■ What is being asked
Find the string "Pulp" in the listing and report every line that has it.

Collection entries

(begin)

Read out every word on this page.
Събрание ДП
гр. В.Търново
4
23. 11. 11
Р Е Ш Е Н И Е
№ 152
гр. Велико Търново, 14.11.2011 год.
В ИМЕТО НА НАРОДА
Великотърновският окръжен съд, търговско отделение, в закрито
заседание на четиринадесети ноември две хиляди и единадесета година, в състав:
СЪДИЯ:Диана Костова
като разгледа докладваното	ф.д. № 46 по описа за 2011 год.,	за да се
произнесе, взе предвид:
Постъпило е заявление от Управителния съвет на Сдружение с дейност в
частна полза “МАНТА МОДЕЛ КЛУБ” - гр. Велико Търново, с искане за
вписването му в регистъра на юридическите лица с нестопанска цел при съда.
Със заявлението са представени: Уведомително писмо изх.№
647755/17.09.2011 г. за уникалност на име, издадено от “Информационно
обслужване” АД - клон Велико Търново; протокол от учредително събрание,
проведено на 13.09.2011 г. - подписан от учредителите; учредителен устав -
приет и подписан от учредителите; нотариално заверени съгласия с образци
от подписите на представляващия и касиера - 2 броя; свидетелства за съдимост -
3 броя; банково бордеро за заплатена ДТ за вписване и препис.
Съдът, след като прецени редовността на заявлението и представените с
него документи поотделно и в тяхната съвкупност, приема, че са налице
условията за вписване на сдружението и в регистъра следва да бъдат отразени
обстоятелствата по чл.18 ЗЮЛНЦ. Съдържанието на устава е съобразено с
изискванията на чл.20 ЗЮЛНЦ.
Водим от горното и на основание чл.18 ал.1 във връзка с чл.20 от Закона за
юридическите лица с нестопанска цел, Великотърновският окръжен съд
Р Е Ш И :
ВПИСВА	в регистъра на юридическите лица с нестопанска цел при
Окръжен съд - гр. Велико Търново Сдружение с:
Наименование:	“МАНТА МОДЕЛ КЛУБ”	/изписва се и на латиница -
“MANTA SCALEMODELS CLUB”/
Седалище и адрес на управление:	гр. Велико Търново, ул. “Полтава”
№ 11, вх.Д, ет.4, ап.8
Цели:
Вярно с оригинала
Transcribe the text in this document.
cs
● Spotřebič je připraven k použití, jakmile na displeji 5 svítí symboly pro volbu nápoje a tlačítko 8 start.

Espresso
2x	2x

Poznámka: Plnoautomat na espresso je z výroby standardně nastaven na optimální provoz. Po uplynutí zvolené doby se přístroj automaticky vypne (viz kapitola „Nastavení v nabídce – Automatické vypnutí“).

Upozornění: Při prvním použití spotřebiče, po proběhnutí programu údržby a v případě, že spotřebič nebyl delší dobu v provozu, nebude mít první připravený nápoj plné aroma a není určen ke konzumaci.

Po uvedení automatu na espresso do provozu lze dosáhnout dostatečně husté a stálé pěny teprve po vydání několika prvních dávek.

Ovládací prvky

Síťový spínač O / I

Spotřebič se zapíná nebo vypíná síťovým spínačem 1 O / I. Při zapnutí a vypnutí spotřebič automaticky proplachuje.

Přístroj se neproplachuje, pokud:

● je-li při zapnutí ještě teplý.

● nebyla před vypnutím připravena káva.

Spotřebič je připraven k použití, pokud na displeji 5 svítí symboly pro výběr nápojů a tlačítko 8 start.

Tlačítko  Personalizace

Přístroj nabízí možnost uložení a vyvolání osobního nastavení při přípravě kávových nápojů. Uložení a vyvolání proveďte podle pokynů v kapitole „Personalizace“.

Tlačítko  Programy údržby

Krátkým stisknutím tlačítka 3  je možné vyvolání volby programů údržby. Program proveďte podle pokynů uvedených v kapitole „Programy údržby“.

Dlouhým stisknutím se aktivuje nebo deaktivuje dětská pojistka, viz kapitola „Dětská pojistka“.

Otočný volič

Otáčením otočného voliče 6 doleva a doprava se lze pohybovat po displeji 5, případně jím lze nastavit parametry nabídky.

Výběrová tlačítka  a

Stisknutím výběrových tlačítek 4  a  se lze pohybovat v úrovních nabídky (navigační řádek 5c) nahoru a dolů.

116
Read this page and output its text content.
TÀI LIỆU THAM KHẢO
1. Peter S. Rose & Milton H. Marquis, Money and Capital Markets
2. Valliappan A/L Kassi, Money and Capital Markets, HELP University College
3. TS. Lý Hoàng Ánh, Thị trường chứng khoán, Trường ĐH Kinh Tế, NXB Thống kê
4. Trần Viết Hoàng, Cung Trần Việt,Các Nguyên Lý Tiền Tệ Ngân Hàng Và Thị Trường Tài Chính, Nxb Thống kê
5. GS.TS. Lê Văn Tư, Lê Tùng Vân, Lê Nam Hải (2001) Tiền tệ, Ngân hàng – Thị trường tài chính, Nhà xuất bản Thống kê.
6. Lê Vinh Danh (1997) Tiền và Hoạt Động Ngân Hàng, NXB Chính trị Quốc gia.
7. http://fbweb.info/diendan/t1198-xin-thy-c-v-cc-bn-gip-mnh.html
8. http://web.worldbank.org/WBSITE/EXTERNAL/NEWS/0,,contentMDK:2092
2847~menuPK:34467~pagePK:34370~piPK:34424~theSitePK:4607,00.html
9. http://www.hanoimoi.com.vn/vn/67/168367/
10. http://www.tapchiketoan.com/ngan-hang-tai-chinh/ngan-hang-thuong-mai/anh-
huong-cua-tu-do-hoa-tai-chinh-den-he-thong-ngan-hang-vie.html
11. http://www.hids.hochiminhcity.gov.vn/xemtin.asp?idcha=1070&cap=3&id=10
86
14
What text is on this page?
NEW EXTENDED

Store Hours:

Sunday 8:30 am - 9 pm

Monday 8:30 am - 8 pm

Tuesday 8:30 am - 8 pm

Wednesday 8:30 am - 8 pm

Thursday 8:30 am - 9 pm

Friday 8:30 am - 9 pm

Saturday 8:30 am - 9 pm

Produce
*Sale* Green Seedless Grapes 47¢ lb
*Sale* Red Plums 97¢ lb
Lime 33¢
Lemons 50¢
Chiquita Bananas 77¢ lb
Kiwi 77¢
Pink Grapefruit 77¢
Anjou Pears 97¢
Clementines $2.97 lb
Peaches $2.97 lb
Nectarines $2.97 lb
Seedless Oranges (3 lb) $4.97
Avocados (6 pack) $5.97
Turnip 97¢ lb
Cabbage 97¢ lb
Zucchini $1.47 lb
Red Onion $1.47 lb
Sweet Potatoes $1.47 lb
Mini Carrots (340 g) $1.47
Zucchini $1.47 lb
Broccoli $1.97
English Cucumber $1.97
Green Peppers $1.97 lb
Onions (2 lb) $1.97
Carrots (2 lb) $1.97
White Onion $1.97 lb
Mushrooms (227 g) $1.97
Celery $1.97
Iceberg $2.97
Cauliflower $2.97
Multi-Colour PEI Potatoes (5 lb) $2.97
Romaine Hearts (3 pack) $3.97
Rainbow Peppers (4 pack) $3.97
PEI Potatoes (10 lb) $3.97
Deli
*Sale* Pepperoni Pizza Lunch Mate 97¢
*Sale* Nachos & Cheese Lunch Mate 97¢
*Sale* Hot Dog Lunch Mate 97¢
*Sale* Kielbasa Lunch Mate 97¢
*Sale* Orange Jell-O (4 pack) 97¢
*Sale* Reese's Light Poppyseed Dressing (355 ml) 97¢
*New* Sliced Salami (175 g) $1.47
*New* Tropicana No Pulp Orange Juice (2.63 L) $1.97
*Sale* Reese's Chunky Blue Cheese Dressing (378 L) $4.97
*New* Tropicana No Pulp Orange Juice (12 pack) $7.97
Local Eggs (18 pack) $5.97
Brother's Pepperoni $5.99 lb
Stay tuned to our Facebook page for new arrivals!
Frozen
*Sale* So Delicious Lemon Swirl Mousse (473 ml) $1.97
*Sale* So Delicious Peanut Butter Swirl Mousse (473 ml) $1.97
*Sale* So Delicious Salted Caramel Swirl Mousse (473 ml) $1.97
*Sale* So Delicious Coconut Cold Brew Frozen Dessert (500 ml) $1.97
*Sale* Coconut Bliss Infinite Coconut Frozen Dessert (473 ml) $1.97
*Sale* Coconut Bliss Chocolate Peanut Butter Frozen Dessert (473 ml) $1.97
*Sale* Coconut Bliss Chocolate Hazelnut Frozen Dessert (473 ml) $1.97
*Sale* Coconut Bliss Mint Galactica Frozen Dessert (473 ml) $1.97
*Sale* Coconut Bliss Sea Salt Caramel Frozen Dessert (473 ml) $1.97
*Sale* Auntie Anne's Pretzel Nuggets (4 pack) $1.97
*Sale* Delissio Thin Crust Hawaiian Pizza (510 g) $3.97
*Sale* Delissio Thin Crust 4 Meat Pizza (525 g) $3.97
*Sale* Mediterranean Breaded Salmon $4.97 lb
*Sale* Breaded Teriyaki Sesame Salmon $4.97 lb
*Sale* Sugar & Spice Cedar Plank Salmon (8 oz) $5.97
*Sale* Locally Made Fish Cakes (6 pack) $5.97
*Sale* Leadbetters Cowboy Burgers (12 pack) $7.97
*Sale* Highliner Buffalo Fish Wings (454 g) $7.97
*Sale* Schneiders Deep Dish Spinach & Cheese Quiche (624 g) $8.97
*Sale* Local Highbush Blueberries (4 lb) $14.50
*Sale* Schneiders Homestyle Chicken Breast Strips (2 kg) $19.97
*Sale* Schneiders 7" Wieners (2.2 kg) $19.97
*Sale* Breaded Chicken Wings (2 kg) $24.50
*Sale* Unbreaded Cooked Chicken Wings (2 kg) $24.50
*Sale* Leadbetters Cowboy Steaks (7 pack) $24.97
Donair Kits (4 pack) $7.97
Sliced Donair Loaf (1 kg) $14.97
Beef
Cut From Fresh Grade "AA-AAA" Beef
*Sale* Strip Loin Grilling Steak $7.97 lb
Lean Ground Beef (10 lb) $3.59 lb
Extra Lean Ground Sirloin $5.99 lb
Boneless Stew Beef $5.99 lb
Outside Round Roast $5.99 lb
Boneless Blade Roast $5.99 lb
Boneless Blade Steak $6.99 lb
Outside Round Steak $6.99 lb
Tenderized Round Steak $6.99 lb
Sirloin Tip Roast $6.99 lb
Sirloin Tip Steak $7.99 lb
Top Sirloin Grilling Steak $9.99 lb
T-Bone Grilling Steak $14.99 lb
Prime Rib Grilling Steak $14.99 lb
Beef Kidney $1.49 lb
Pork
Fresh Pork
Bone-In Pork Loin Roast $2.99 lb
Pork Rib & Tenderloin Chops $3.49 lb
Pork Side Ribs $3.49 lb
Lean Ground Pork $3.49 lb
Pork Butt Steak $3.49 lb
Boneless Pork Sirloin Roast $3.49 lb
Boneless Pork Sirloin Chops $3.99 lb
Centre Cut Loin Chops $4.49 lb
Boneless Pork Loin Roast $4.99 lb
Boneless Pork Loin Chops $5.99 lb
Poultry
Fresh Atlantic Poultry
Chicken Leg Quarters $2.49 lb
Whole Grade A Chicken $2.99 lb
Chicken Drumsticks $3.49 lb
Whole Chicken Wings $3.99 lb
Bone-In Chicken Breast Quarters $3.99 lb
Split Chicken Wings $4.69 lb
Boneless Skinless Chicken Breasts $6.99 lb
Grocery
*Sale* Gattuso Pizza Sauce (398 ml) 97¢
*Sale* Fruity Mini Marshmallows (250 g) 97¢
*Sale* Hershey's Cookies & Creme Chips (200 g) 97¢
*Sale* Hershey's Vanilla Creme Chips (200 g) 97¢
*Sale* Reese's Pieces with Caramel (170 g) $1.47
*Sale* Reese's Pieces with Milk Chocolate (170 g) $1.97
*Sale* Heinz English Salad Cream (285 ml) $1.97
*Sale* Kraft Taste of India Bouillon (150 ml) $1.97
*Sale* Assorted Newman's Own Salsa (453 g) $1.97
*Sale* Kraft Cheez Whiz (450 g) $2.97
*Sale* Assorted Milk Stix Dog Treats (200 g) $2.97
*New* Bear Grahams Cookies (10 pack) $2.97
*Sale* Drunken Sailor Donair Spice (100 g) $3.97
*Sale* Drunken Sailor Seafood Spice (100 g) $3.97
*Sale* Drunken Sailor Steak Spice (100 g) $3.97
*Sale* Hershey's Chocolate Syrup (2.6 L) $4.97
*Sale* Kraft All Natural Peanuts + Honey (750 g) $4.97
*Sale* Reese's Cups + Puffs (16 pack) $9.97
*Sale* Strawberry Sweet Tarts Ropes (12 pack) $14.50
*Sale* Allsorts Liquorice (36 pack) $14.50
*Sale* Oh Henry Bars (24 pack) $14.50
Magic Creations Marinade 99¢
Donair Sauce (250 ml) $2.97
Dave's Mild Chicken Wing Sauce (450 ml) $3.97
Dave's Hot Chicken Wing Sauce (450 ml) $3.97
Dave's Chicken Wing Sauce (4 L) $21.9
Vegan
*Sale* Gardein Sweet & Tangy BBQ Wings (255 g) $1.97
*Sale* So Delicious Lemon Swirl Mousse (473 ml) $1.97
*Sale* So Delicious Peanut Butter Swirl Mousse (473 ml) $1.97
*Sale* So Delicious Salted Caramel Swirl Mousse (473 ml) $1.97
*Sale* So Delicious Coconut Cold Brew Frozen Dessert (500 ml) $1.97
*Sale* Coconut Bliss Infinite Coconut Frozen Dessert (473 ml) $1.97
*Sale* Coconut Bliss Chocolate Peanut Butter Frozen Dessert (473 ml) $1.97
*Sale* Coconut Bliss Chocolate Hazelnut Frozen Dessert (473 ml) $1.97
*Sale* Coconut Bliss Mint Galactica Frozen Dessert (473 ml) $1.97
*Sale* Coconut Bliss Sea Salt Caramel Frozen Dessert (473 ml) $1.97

(end)

■ Written solution
*New* Tropicana No Pulp Orange Juice (2.63 L) $1.97
*New* Tropicana No Pulp Orange Juice (12 pack) $7.97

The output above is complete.